→ **EXERCISE DIRECTIONS**: What is needed here is an exact copy of every entry.

→ **DATA PROVIDED**:

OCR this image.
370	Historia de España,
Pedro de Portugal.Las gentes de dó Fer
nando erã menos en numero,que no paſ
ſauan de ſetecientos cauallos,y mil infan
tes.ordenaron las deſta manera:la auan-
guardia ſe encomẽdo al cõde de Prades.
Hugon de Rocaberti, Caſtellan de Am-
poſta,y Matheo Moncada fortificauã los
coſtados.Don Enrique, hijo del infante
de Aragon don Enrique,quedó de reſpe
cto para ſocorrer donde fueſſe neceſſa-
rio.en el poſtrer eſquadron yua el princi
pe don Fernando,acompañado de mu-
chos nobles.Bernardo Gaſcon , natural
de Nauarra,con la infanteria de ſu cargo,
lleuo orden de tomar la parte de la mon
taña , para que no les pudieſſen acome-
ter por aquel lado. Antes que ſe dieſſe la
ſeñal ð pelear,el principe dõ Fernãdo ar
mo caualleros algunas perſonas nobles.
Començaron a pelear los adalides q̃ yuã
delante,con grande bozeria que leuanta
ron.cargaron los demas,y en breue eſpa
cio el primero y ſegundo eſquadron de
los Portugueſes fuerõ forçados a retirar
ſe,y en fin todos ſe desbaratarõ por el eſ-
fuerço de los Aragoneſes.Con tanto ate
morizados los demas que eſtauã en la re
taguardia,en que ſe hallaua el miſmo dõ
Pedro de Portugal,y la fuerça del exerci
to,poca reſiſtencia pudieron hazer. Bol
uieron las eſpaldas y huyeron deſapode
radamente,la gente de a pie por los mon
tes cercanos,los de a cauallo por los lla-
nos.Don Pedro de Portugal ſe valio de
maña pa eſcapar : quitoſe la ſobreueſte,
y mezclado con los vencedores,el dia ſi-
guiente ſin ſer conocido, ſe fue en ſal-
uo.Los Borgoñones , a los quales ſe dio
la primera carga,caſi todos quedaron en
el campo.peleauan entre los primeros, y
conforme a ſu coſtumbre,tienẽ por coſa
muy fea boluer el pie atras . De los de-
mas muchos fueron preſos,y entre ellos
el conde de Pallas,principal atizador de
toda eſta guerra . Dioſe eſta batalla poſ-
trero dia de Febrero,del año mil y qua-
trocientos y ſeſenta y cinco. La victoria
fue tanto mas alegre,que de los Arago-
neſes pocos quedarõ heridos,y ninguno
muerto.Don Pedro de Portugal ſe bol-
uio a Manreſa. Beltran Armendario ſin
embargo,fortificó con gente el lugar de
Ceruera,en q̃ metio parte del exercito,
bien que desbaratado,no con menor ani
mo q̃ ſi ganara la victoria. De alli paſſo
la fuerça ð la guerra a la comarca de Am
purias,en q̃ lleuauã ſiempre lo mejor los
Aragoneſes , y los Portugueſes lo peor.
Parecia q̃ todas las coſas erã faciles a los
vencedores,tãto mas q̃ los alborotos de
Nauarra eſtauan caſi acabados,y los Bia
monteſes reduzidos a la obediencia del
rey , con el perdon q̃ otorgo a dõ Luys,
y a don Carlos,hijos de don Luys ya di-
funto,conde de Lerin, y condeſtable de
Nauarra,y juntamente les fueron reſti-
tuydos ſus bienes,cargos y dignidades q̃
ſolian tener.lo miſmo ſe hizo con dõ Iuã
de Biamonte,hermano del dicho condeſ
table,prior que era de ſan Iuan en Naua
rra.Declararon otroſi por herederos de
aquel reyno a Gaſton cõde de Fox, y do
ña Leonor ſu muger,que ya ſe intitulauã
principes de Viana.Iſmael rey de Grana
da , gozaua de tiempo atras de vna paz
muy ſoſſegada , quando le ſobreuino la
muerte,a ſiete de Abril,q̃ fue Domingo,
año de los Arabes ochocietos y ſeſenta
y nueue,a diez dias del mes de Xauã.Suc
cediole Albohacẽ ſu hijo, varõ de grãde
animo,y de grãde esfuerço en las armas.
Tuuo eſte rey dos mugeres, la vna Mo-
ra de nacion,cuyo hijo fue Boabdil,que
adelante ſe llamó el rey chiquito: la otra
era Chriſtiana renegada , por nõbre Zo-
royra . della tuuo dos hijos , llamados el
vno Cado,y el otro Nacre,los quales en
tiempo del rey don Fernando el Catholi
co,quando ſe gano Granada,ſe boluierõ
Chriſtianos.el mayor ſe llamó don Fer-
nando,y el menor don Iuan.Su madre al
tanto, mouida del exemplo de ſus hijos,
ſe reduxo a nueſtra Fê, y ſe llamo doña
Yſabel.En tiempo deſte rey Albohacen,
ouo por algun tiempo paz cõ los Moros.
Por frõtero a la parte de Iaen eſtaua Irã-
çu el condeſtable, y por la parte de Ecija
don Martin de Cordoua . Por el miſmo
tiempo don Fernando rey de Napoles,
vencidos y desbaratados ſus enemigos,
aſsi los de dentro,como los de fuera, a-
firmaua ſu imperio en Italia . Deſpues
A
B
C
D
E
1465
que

→ **RESULT**:
OCR this image.
370	Historia de España,
Pedro de Portugal.Las gentes de dó Fer
nando erã menos en numero,que no paſ
ſauan de ſetecientos cauallos,y mil infan
tes.ordenaron las deſta manera:la auan-
guardia ſe encomẽdo al cõde de Prades.
Hugon de Rocaberti, Caſtellan de Am-
poſta,y Matheo Moncada fortificauã los
coſtados.Don Enrique, hijo del infante
de Aragon don Enrique,quedó de reſpe
cto para ſocorrer donde fueſſe neceſſa-
rio.en el poſtrer eſquadron yua el princi
pe don Fernando,acompañado de mu-
chos nobles.Bernardo Gaſcon , natural
de Nauarra,con la infanteria de ſu cargo,
lleuo orden de tomar la parte de la mon
taña , para que no les pudieſſen acome-
ter por aquel lado. Antes que ſe dieſſe la
ſeñal ð pelear,el principe dõ Fernãdo ar
mo caualleros algunas perſonas nobles.
Començaron a pelear los adalides q̃ yuã
delante,con grande bozeria que leuanta
ron.cargaron los demas,y en breue eſpa
cio el primero y ſegundo eſquadron de
los Portugueſes fuerõ forçados a retirar
ſe,y en fin todos ſe desbaratarõ por el eſ-
fuerço de los Aragoneſes.Con tanto ate
morizados los demas que eſtauã en la re
taguardia,en que ſe hallaua el miſmo dõ
Pedro de Portugal,y la fuerça del exerci
to,poca reſiſtencia pudieron hazer. Bol
uieron las eſpaldas y huyeron deſapode
radamente,la gente de a pie por los mon
tes cercanos,los de a cauallo por los lla-
nos.Don Pedro de Portugal ſe valio de
maña pa eſcapar : quitoſe la ſobreueſte,
y mezclado con los vencedores,el dia ſi-
guiente ſin ſer conocido, ſe fue en ſal-
uo.Los Borgoñones , a los quales ſe dio
la primera carga,caſi todos quedaron en
el campo.peleauan entre los primeros, y
conforme a ſu coſtumbre,tienẽ por coſa
muy fea boluer el pie atras . De los de-
mas muchos fueron preſos,y entre ellos
el conde de Pallas,principal atizador de
toda eſta guerra . Dioſe eſta batalla poſ-
trero dia de Febrero,del año mil y qua-
trocientos y ſeſenta y cinco. La victoria
fue tanto mas alegre,que de los Arago-
neſes pocos quedarõ heridos,y ninguno
muerto.Don Pedro de Portugal ſe bol-
uio a Manreſa. Beltran Armendario ſin
embargo,fortificó con gente el lugar de
Ceruera,en q̃ metio parte del exercito,
bien que desbaratado,no con menor ani
mo q̃ ſi ganara la victoria. De alli paſſo
la fuerça ð la guerra a la comarca de Am
purias,en q̃ lleuauã ſiempre lo mejor los
Aragoneſes , y los Portugueſes lo peor.
Parecia q̃ todas las coſas erã faciles a los
vencedores,tãto mas q̃ los alborotos de
Nauarra eſtauan caſi acabados,y los Bia
monteſes reduzidos a la obediencia del
rey , con el perdon q̃ otorgo a dõ Luys,
y a don Carlos,hijos de don Luys ya di-
funto,conde de Lerin, y condeſtable de
Nauarra,y juntamente les fueron reſti-
tuydos ſus bienes,cargos y dignidades q̃
ſolian tener.lo miſmo ſe hizo con dõ Iuã
de Biamonte,hermano del dicho condeſ
table,prior que era de ſan Iuan en Naua
rra.Declararon otroſi por herederos de
aquel reyno a Gaſton cõde de Fox, y do
ña Leonor ſu muger,que ya ſe intitulauã
principes de Viana.Iſmael rey de Grana
da , gozaua de tiempo atras de vna paz
muy ſoſſegada , quando le ſobreuino la
muerte,a ſiete de Abril,q̃ fue Domingo,
año de los Arabes ochocietos y ſeſenta
y nueue,a diez dias del mes de Xauã.Suc
cediole Albohacẽ ſu hijo, varõ de grãde
animo,y de grãde esfuerço en las armas.
Tuuo eſte rey dos mugeres, la vna Mo-
ra de nacion,cuyo hijo fue Boabdil,que
adelante ſe llamó el rey chiquito: la otra
era Chriſtiana renegada , por nõbre Zo-
royra . della tuuo dos hijos , llamados el
vno Cado,y el otro Nacre,los quales en
tiempo del rey don Fernando el Catholi
co,quando ſe gano Granada,ſe boluierõ
Chriſtianos.el mayor ſe llamó don Fer-
nando,y el menor don Iuan.Su madre al
tanto, mouida del exemplo de ſus hijos,
ſe reduxo a nueſtra Fê, y ſe llamo doña
Yſabel.En tiempo deſte rey Albohacen,
ouo por algun tiempo paz cõ los Moros.
Por frõtero a la parte de Iaen eſtaua Irã-
çu el condeſtable, y por la parte de Ecija
don Martin de Cordoua . Por el miſmo
tiempo don Fernando rey de Napoles,
vencidos y desbaratados ſus enemigos,
aſsi los de dentro,como los de fuera, a-
firmaua ſu imperio en Italia . Deſpues
A
B
C
D
E
1465
que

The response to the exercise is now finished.